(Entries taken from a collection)
▼▼▼
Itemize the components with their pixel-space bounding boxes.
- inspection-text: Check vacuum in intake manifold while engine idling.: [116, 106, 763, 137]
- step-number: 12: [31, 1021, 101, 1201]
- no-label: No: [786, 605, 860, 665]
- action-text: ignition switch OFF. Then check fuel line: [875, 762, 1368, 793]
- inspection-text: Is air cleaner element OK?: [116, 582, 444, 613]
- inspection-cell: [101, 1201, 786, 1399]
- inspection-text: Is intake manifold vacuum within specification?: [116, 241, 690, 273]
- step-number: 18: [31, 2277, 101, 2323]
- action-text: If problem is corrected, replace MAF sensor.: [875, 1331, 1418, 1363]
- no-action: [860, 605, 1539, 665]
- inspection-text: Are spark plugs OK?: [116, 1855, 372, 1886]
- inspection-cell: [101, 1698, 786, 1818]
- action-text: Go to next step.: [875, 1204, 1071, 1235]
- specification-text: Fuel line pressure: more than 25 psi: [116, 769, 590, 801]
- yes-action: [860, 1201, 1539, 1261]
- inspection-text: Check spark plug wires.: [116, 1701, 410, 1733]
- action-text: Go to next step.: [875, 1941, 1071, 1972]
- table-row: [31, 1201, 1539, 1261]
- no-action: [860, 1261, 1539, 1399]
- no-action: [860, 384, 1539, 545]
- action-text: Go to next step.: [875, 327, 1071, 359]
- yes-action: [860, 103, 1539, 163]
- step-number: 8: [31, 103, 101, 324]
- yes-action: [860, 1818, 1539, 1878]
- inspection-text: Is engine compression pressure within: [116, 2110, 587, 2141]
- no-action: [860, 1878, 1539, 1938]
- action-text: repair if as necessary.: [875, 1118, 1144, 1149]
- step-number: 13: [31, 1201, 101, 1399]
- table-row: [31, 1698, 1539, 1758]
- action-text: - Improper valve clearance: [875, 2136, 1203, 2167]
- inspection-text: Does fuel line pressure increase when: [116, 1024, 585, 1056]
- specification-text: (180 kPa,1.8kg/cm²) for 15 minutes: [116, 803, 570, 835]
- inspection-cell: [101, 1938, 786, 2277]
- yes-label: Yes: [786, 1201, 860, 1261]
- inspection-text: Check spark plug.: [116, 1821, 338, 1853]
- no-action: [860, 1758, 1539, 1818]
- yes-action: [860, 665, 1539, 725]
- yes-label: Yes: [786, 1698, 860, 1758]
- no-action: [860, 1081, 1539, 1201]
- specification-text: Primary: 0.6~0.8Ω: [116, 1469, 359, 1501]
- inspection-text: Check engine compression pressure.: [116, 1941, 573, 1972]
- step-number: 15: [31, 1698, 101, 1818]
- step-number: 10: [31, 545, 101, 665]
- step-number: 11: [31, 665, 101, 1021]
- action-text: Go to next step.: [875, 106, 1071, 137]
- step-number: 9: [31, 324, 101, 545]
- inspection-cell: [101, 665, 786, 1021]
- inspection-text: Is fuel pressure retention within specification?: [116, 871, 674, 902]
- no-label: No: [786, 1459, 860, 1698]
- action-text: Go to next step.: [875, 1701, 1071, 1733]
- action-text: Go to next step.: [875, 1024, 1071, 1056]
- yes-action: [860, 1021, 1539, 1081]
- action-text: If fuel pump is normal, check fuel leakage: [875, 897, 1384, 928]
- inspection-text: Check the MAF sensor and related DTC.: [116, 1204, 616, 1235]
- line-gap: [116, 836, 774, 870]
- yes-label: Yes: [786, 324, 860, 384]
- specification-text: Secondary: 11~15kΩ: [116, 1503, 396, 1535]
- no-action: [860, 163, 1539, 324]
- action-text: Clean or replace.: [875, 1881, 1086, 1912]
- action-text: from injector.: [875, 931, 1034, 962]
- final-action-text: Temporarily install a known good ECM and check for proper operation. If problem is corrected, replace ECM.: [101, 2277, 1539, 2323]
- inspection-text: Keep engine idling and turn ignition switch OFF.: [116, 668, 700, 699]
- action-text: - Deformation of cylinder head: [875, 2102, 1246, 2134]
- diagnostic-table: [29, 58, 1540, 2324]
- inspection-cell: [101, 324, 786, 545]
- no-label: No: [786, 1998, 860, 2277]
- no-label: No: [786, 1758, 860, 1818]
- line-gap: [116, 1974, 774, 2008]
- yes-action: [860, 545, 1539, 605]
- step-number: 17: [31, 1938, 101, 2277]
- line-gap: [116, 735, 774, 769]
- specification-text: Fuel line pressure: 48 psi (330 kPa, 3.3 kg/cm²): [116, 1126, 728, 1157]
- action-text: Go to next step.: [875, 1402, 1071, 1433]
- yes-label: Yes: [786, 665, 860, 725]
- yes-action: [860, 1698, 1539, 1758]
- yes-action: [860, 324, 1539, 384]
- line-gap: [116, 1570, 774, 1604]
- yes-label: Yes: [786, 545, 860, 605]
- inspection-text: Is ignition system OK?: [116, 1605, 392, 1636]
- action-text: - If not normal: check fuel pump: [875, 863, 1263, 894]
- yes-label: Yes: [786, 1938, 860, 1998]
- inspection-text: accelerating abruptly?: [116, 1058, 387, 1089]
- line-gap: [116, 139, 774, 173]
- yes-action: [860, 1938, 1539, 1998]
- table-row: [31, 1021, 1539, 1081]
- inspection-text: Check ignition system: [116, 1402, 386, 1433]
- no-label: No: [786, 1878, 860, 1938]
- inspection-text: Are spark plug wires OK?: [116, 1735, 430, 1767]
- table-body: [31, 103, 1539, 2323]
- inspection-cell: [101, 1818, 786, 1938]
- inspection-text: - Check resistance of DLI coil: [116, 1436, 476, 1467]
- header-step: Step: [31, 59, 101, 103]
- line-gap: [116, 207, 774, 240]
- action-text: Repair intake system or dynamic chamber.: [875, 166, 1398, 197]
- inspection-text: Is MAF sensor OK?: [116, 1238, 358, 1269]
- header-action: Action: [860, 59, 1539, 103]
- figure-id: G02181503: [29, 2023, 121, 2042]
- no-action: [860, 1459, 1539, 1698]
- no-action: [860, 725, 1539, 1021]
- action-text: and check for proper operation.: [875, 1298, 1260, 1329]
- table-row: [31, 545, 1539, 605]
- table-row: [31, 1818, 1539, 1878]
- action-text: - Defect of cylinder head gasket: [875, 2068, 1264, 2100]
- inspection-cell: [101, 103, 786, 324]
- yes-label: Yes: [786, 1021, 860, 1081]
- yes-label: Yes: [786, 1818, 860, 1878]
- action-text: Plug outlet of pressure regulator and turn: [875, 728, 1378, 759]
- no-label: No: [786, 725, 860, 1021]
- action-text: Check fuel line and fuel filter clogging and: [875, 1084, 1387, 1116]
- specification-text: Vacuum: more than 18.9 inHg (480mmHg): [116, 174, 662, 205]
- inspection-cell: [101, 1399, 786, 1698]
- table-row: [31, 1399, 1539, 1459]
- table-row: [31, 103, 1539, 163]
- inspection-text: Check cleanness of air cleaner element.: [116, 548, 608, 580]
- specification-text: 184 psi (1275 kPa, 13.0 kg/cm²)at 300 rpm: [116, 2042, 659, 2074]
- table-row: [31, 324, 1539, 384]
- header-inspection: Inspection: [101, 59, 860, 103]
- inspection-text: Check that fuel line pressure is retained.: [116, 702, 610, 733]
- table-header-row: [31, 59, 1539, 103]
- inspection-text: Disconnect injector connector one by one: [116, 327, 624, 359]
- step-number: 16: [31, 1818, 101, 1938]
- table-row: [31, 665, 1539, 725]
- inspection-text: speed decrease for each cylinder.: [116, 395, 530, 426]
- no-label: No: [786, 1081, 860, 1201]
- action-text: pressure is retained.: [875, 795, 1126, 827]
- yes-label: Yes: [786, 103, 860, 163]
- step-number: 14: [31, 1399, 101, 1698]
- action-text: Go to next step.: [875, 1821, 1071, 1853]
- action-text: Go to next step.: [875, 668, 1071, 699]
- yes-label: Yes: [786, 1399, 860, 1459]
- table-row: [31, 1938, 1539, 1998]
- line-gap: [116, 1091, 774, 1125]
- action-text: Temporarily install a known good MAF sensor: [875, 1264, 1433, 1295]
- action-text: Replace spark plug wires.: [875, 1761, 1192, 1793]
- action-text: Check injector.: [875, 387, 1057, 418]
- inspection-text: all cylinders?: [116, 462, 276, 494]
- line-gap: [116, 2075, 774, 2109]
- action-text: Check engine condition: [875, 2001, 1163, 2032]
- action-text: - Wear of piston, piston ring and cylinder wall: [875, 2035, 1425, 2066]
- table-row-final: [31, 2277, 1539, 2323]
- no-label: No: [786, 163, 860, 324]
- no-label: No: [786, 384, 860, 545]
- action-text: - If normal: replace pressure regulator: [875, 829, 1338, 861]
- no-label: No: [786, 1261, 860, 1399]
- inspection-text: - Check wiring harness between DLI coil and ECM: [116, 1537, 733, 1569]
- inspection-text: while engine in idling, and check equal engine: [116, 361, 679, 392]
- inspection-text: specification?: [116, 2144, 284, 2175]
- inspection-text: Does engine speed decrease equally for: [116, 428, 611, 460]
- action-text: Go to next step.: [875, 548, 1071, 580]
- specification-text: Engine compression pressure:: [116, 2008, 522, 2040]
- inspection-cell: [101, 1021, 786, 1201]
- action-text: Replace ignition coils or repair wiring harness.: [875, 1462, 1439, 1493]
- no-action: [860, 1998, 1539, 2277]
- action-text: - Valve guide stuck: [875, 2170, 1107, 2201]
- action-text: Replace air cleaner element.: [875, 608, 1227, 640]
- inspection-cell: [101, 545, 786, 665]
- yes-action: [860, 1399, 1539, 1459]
▲▲▲
Exercise goal: Please edit the data from its start up to and including the line with "- action-text: - Improper", changing "Go to next step" to "Proceed to next step" and keeping everything else the same.

Answer:
Itemize the components with their pixel-space bounding boxes.
- inspection-text: Check vacuum in intake manifold while engine idling.: [116, 106, 763, 137]
- step-number: 12: [31, 1021, 101, 1201]
- no-label: No: [786, 605, 860, 665]
- action-text: ignition switch OFF. Then check fuel line: [875, 762, 1368, 793]
- inspection-text: Is air cleaner element OK?: [116, 582, 444, 613]
- inspection-cell: [101, 1201, 786, 1399]
- inspection-text: Is intake manifold vacuum within specification?: [116, 241, 690, 273]
- step-number: 18: [31, 2277, 101, 2323]
- action-text: If problem is corrected, replace MAF sensor.: [875, 1331, 1418, 1363]
- no-action: [860, 605, 1539, 665]
- inspection-text: Are spark plugs OK?: [116, 1855, 372, 1886]
- inspection-cell: [101, 1698, 786, 1818]
- action-text: Proceed to next step.: [875, 1204, 1071, 1235]
- specification-text: Fuel line pressure: more than 25 psi: [116, 769, 590, 801]
- yes-action: [860, 1201, 1539, 1261]
- inspection-text: Check spark plug wires.: [116, 1701, 410, 1733]
- action-text: Proceed to next step.: [875, 1941, 1071, 1972]
- table-row: [31, 1201, 1539, 1261]
- no-action: [860, 1261, 1539, 1399]
- no-action: [860, 384, 1539, 545]
- action-text: Proceed to next step.: [875, 327, 1071, 359]
- yes-action: [860, 103, 1539, 163]
- step-number: 8: [31, 103, 101, 324]
- yes-action: [860, 1818, 1539, 1878]
- inspection-text: Is engine compression pressure within: [116, 2110, 587, 2141]
- no-action: [860, 1878, 1539, 1938]
- action-text: repair if as necessary.: [875, 1118, 1144, 1149]
- step-number: 13: [31, 1201, 101, 1399]
- table-row: [31, 1698, 1539, 1758]
- action-text: - Improper valve clearance: [875, 2136, 1203, 2167]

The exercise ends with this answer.